▸ **What needs to be done**: Exclude the pictures and return every line exactly as written.

>>>>

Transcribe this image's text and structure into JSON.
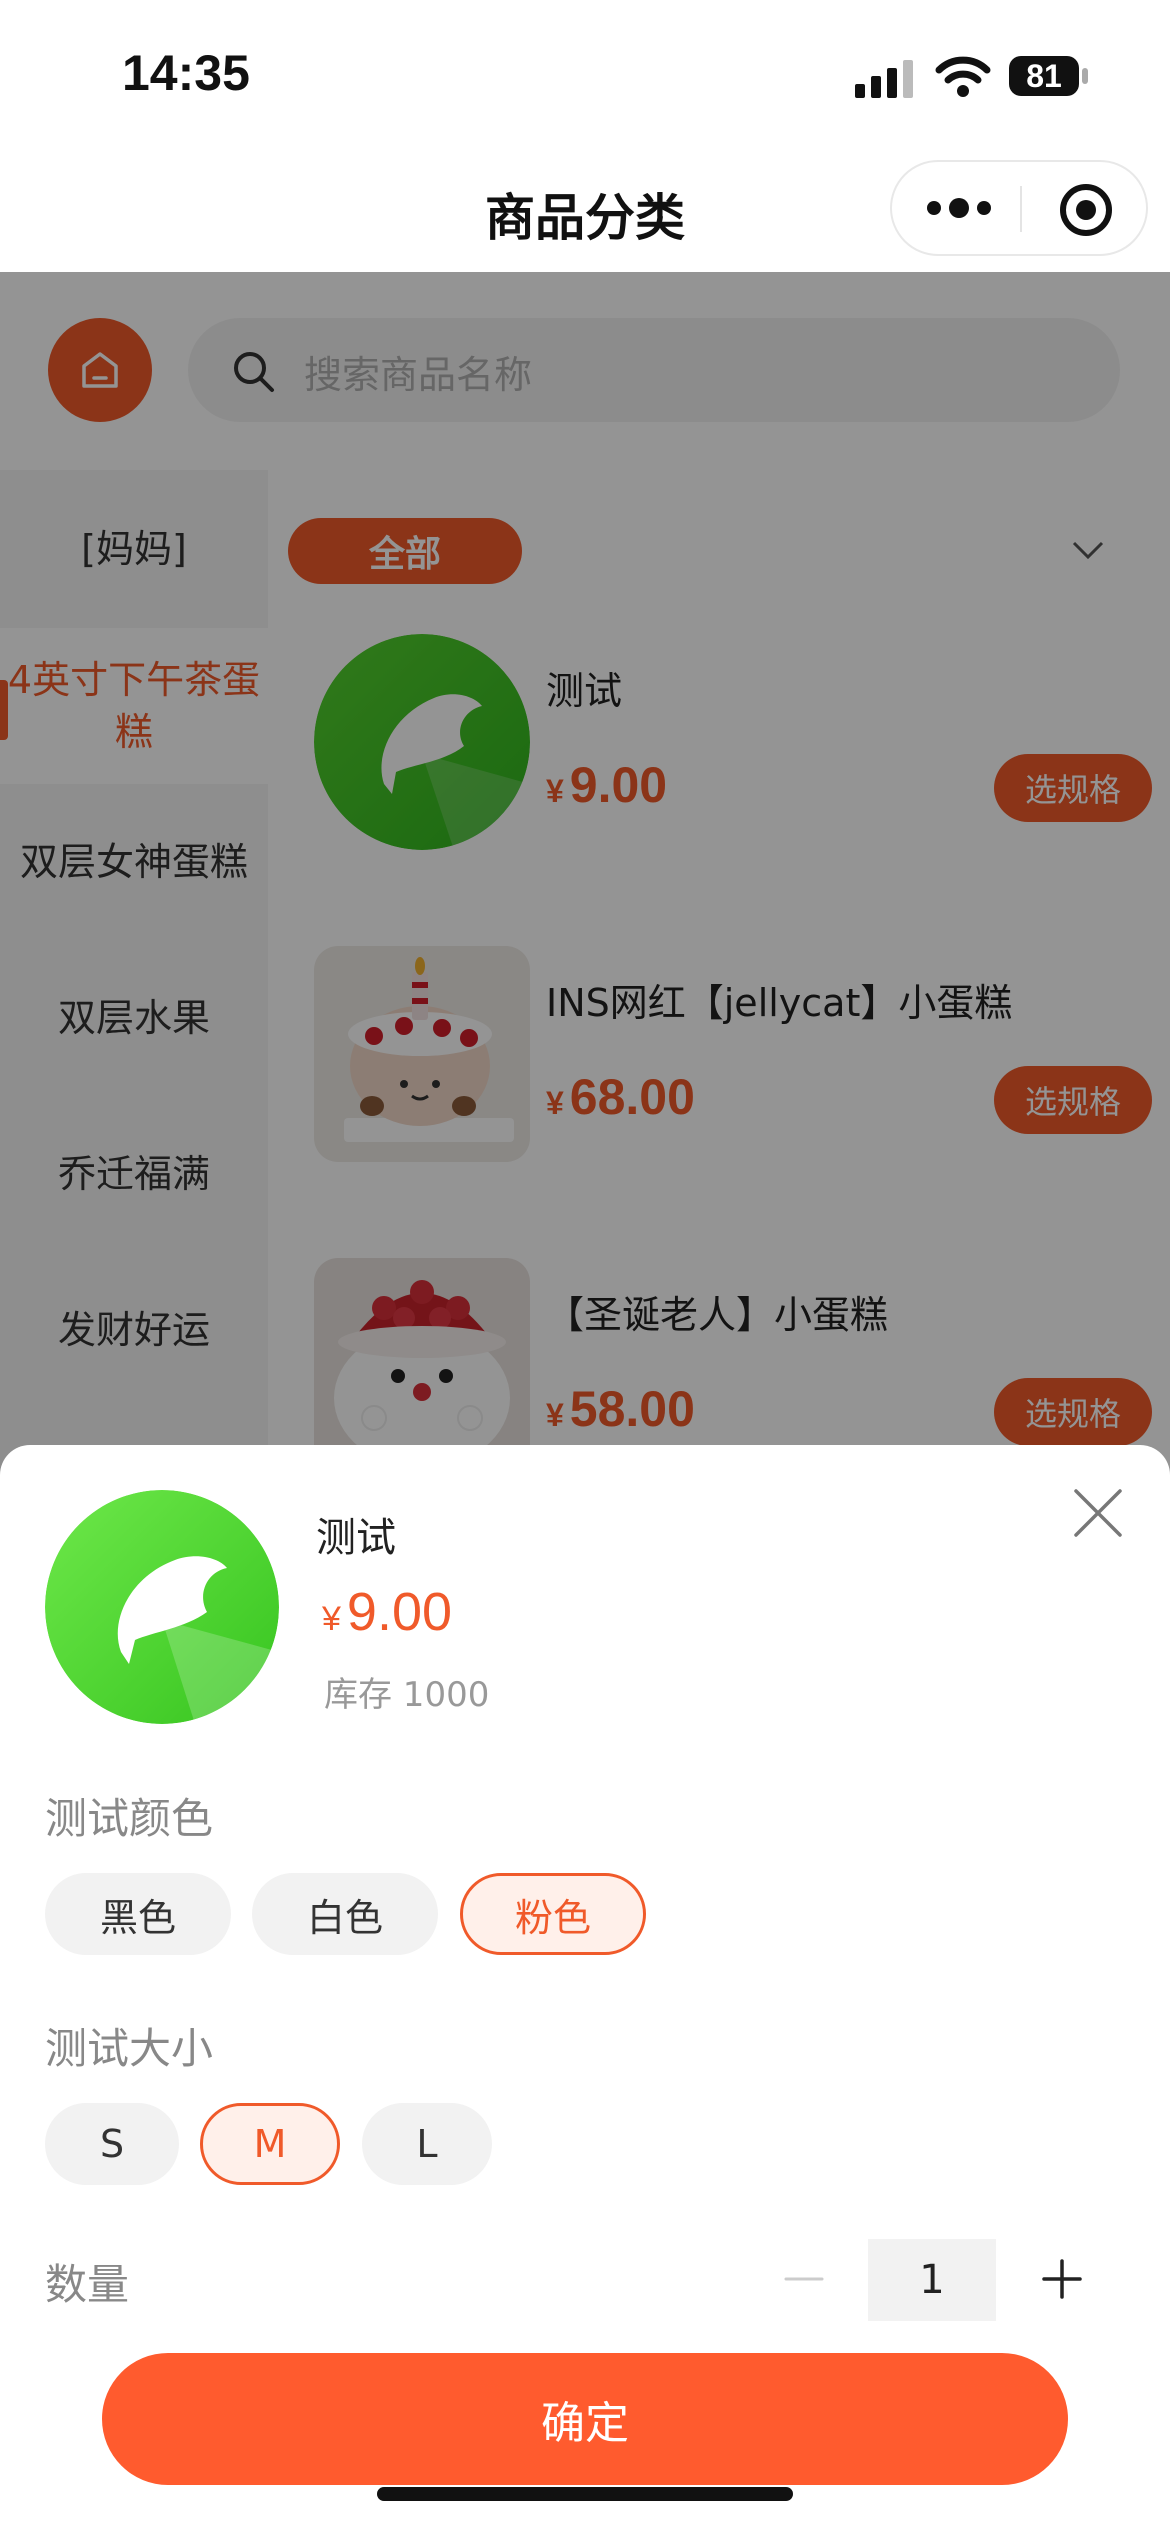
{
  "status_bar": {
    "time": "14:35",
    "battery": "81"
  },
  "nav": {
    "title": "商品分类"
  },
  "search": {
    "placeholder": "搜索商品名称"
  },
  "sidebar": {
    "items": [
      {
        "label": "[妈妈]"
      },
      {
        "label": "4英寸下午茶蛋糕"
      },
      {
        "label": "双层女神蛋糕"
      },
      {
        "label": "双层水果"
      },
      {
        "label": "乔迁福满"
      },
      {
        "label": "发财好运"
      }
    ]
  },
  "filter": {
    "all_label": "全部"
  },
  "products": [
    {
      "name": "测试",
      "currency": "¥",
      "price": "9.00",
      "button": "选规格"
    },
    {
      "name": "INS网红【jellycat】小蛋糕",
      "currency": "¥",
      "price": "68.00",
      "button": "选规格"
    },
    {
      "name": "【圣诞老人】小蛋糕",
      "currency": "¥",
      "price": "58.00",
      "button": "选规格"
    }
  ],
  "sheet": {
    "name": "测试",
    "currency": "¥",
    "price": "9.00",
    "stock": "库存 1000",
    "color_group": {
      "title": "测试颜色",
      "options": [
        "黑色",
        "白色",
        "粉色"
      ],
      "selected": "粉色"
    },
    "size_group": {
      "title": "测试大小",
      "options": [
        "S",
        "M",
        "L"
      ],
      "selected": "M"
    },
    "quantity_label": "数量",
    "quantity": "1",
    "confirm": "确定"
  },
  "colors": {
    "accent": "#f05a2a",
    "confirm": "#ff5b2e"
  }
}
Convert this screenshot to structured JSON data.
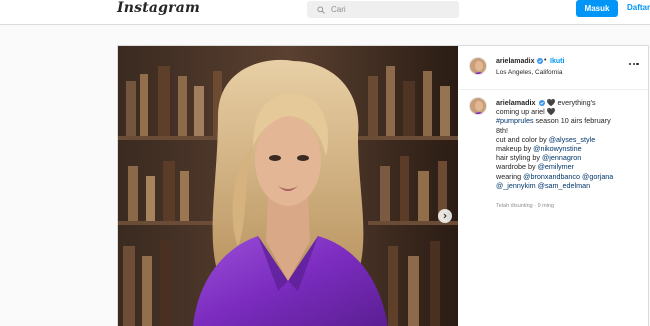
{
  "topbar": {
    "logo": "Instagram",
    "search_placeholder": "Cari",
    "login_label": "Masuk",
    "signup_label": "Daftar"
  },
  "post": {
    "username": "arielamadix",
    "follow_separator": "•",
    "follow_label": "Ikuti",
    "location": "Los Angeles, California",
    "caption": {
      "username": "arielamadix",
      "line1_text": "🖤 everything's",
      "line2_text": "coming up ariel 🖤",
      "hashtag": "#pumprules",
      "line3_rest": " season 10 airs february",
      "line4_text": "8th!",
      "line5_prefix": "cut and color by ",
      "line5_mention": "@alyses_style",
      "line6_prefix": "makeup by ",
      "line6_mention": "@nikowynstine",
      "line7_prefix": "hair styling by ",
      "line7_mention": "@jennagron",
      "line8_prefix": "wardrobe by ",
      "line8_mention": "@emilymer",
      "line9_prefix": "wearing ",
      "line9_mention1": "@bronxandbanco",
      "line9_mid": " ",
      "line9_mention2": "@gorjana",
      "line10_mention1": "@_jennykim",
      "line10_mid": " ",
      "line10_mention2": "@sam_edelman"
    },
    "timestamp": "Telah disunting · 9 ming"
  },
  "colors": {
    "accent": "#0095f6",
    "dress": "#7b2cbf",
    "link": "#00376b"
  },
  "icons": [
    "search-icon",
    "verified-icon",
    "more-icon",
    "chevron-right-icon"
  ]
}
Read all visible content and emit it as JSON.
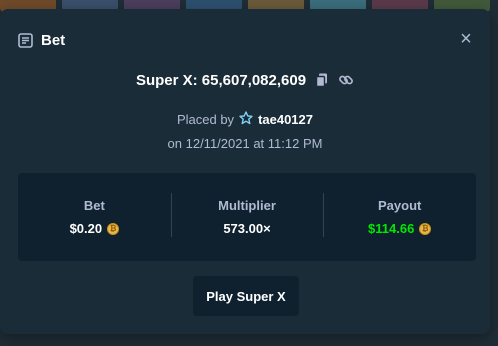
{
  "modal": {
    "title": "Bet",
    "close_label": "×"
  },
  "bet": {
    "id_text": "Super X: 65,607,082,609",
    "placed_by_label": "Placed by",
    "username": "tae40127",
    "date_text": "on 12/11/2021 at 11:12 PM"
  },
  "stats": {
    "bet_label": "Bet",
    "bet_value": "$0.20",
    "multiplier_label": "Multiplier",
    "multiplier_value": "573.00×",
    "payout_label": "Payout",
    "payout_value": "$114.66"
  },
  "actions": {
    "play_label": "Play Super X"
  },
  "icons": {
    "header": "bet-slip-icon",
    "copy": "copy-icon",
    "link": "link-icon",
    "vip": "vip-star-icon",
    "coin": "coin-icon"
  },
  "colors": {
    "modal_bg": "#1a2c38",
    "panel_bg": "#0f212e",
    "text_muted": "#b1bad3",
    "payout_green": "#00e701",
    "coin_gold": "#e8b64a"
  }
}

<<<<

▸ **Full answer**:
Transcribe this image's text and structure into JSON.
{
  "status_bar": {
    "time": "14:35",
    "battery": "81"
  },
  "nav": {
    "title": "商品分类"
  },
  "search": {
    "placeholder": "搜索商品名称"
  },
  "sidebar": {
    "items": [
      {
        "label": "[妈妈]"
      },
      {
        "label": "4英寸下午茶蛋糕"
      },
      {
        "label": "双层女神蛋糕"
      },
      {
        "label": "双层水果"
      },
      {
        "label": "乔迁福满"
      },
      {
        "label": "发财好运"
      }
    ]
  },
  "filter": {
    "all_label": "全部"
  },
  "products": [
    {
      "name": "测试",
      "currency": "¥",
      "price": "9.00",
      "button": "选规格"
    },
    {
      "name": "INS网红【jellycat】小蛋糕",
      "currency": "¥",
      "price": "68.00",
      "button": "选规格"
    },
    {
      "name": "【圣诞老人】小蛋糕",
      "currency": "¥",
      "price": "58.00",
      "button": "选规格"
    }
  ],
  "sheet": {
    "name": "测试",
    "currency": "¥",
    "price": "9.00",
    "stock": "库存 1000",
    "color_group": {
      "title": "测试颜色",
      "options": [
        "黑色",
        "白色",
        "粉色"
      ],
      "selected": "粉色"
    },
    "size_group": {
      "title": "测试大小",
      "options": [
        "S",
        "M",
        "L"
      ],
      "selected": "M"
    },
    "quantity_label": "数量",
    "quantity": "1",
    "confirm": "确定"
  },
  "colors": {
    "accent": "#f05a2a",
    "confirm": "#ff5b2e"
  }
}
Convert this screenshot to structured JSON data.
{
  "topbar": {
    "logo": "Instagram",
    "search_placeholder": "Cari",
    "login_label": "Masuk",
    "signup_label": "Daftar"
  },
  "post": {
    "username": "arielamadix",
    "follow_separator": "•",
    "follow_label": "Ikuti",
    "location": "Los Angeles, California",
    "caption": {
      "username": "arielamadix",
      "line1_text": "🖤 everything's",
      "line2_text": "coming up ariel 🖤",
      "hashtag": "#pumprules",
      "line3_rest": " season 10 airs february",
      "line4_text": "8th!",
      "line5_prefix": "cut and color by ",
      "line5_mention": "@alyses_style",
      "line6_prefix": "makeup by ",
      "line6_mention": "@nikowynstine",
      "line7_prefix": "hair styling by ",
      "line7_mention": "@jennagron",
      "line8_prefix": "wardrobe by ",
      "line8_mention": "@emilymer",
      "line9_prefix": "wearing ",
      "line9_mention1": "@bronxandbanco",
      "line9_mid": " ",
      "line9_mention2": "@gorjana",
      "line10_mention1": "@_jennykim",
      "line10_mid": " ",
      "line10_mention2": "@sam_edelman"
    },
    "timestamp": "Telah disunting · 9 ming"
  },
  "colors": {
    "accent": "#0095f6",
    "dress": "#7b2cbf",
    "link": "#00376b"
  },
  "icons": [
    "search-icon",
    "verified-icon",
    "more-icon",
    "chevron-right-icon"
  ]
}
Read all visible content and emit it as JSON.
{
  "modal": {
    "title": "Bet",
    "close_label": "×"
  },
  "bet": {
    "id_text": "Super X: 65,607,082,609",
    "placed_by_label": "Placed by",
    "username": "tae40127",
    "date_text": "on 12/11/2021 at 11:12 PM"
  },
  "stats": {
    "bet_label": "Bet",
    "bet_value": "$0.20",
    "multiplier_label": "Multiplier",
    "multiplier_value": "573.00×",
    "payout_label": "Payout",
    "payout_value": "$114.66"
  },
  "actions": {
    "play_label": "Play Super X"
  },
  "icons": {
    "header": "bet-slip-icon",
    "copy": "copy-icon",
    "link": "link-icon",
    "vip": "vip-star-icon",
    "coin": "coin-icon"
  },
  "colors": {
    "modal_bg": "#1a2c38",
    "panel_bg": "#0f212e",
    "text_muted": "#b1bad3",
    "payout_green": "#00e701",
    "coin_gold": "#e8b64a"
  }
}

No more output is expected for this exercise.